-- START OF DATA PROVIDED --

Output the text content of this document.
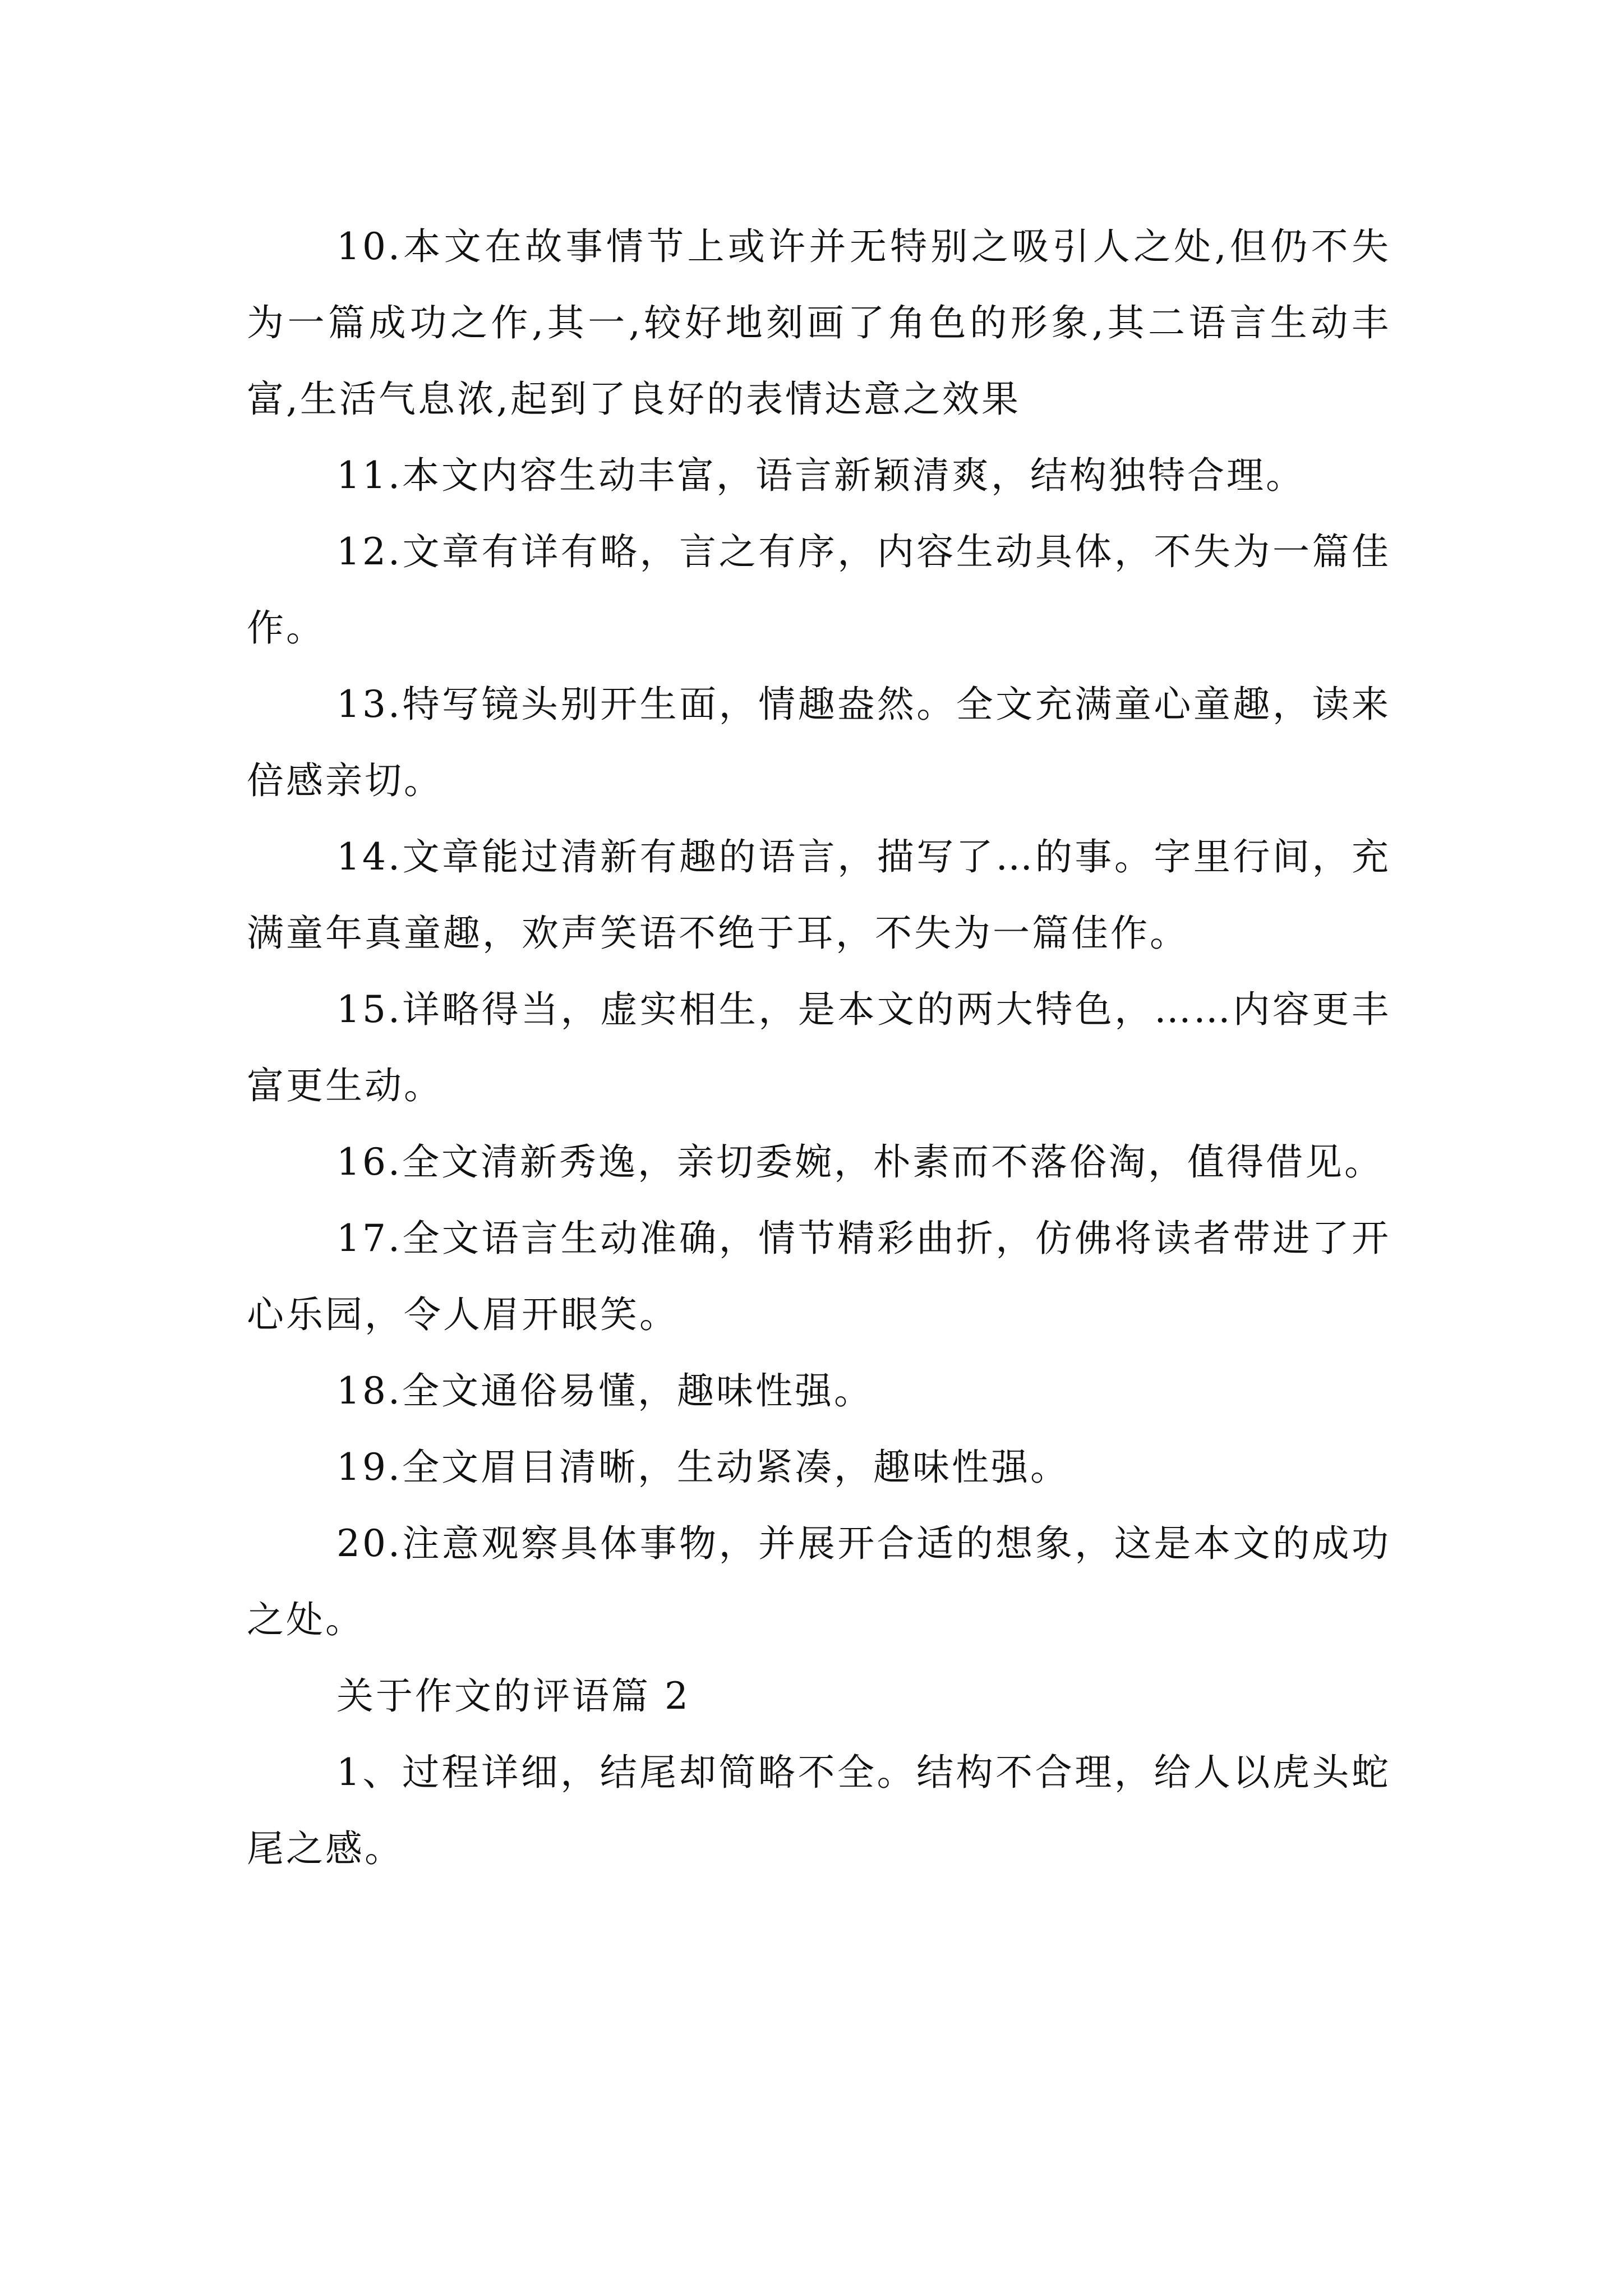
10.本文在故事情节上或许并无特别之吸引人之处,但仍不失为一篇成功之作,其一,较好地刻画了角色的形象,其二语言生动丰富,生活气息浓,起到了良好的表情达意之效果

11.本文内容生动丰富，语言新颖清爽，结构独特合理。

12.文章有详有略，言之有序，内容生动具体，不失为一篇佳作。

13.特写镜头别开生面，情趣盎然。全文充满童心童趣，读来倍感亲切。

14.文章能过清新有趣的语言，描写了…的事。字里行间，充满童年真童趣，欢声笑语不绝于耳，不失为一篇佳作。

15.详略得当，虚实相生，是本文的两大特色，……内容更丰富更生动。

16.全文清新秀逸，亲切委婉，朴素而不落俗淘，值得借见。

17.全文语言生动准确，情节精彩曲折，仿佛将读者带进了开心乐园，令人眉开眼笑。

18.全文通俗易懂，趣味性强。

19.全文眉目清晰，生动紧凑，趣味性强。

20.注意观察具体事物，并展开合适的想象，这是本文的成功之处。

关于作文的评语篇 2

1、过程详细，结尾却简略不全。结构不合理，给人以虎头蛇尾之感。
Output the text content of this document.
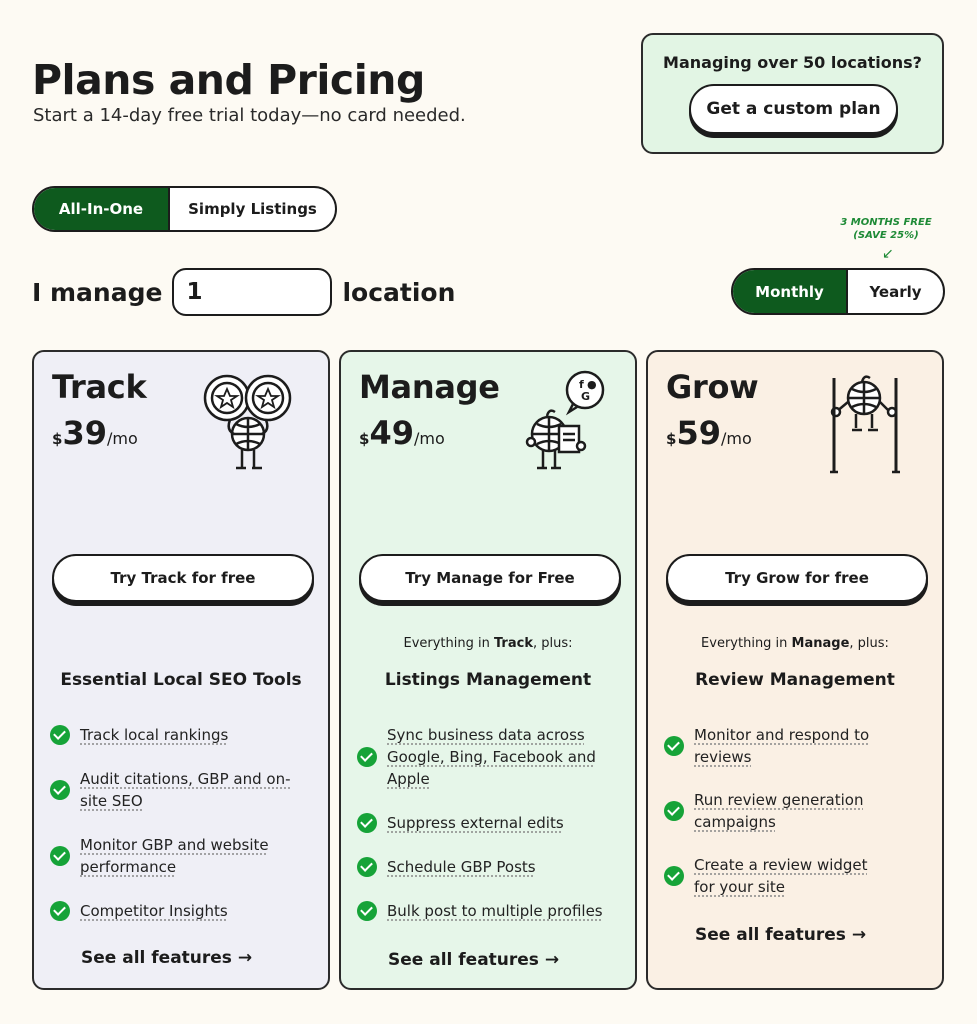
Plans and Pricing

Start a 14-day free trial today—no card needed.

Managing over 50 locations?
Get a custom plan
All-In-One	Simply Listings
I manage	1	location
3 MONTHS FREE
(SAVE 25%)
↙
Monthly	Yearly
Track
$ 39 /mo
Try Track for free
Essential Local SEO Tools
Track local rankings
Audit citations, GBP and on-site SEO
Monitor GBP and website performance
Competitor Insights
See all features →
Manage
$ 49 /mo
f ●
G
Try Manage for Free
Everything in Track, plus:
Listings Management
Sync business data across Google, Bing, Facebook and Apple
Suppress external edits
Schedule GBP Posts
Bulk post to multiple profiles
See all features →
Grow
$ 59 /mo
Try Grow for free
Everything in Manage, plus:
Review Management
Monitor and respond to reviews
Run review generation campaigns
Create a review widget for your site
See all features →
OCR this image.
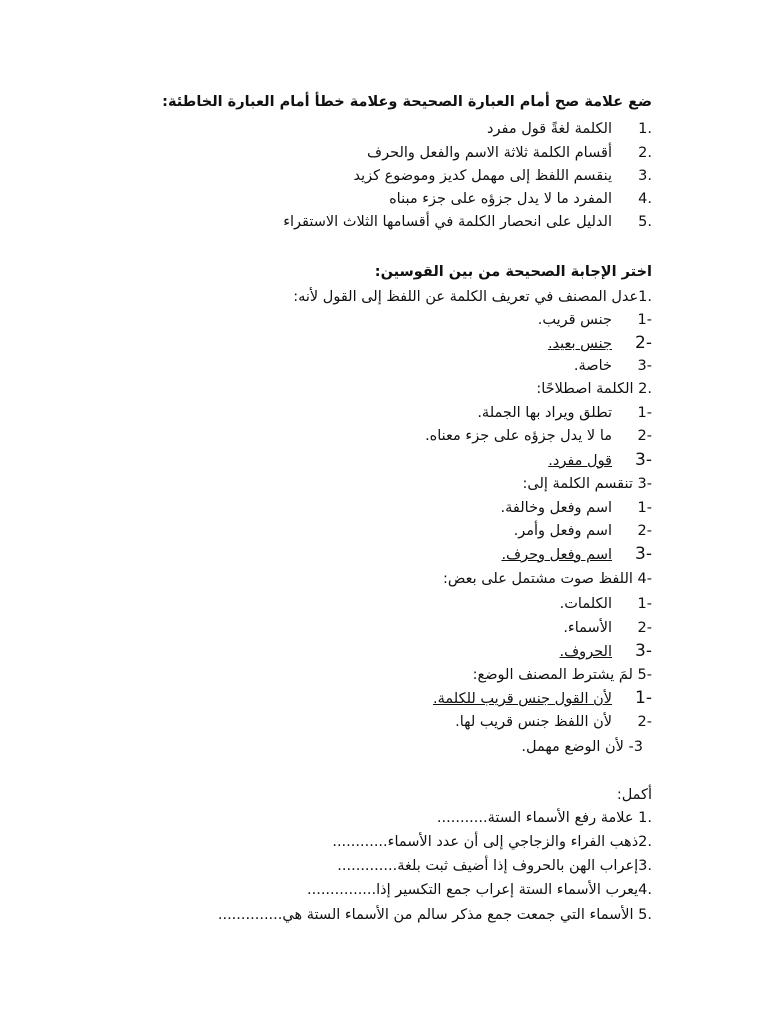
ضع علامة صح أمام العبارة الصحيحة وعلامة خطأ أمام العبارة الخاطئة:
.1الكلمة لغةً قول مفرد
.2أقسام الكلمة ثلاثة الاسم والفعل والحرف
.3ينقسم اللفظ إلى مهمل كديز وموضوع كزيد
.4المفرد ما لا يدل جزؤه على جزء مبناه
.5الدليل على انحصار الكلمة في أقسامها الثلاث الاستقراء
اختر الإجابة الصحيحة من بين القوسين:
.1عدل المصنف في تعريف الكلمة عن اللفظ إلى القول لأنه:
-1جنس قريب.
-2جنس بعيد.
-3خاصة.
.2 الكلمة اصطلاحًا:
-1تطلق ويراد بها الجملة.
-2ما لا يدل جزؤه على جزء معناه.
-3قول مفرد.
-3 تنقسم الكلمة إلى:
-1اسم وفعل وخالفة.
-2اسم وفعل وأمر.
-3اسم وفعل وحرف.
-4 اللفظ صوت مشتمل على بعض:
-1الكلمات.
-2الأسماء.
-3الحروف.
-5 لمَ يشترط المصنف الوضع:
-1لأن القول جنس قريب للكلمة.
-2لأن اللفظ جنس قريب لها.
3- لأن الوضع مهمل.
أكمل:
.1 علامة رفع الأسماء الستة...........
.2ذهب الفراء والزجاجي إلى أن عدد الأسماء............
.3إعراب الهن بالحروف إذا أضيف ثبت بلغة.............
.4يعرب الأسماء الستة إعراب جمع التكسير إذا...............
.5 الأسماء التي جمعت جمع مذكر سالم من الأسماء الستة هي..............
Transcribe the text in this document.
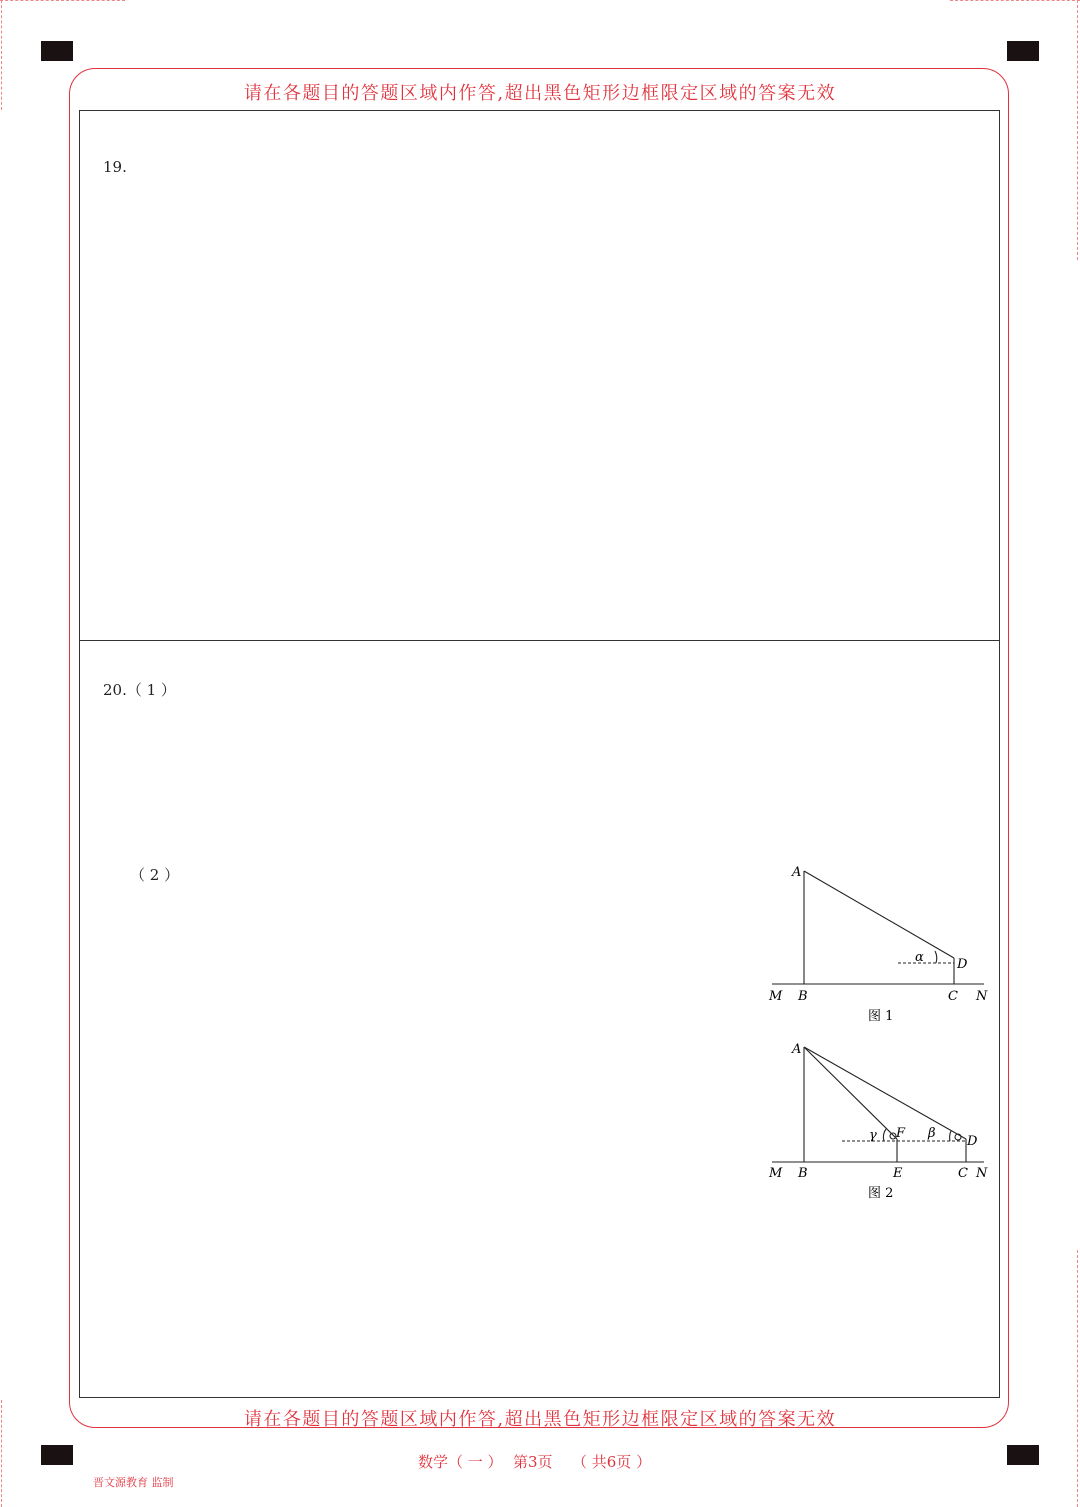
请在各题目的答题区域内作答,超出黑色矩形边框限定区域的答案无效
请在各题目的答题区域内作答,超出黑色矩形边框限定区域的答案无效
19.
20.（ 1 ）
（ 2 ）	A
α	D
M B	C N
图 1
A
γ F β
D
M B	E	C N
图 2
数学（ 一 ） 第3页 （ 共6页 ）
晋文源教育 监制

-- END OF DATA PROVIDED --

◆ **EXERCISE DETAILS**
Tally the lines of the preceding listing in which the word "الستة" appears; state nothing but the total.

◆ **FULL SOLUTION**
3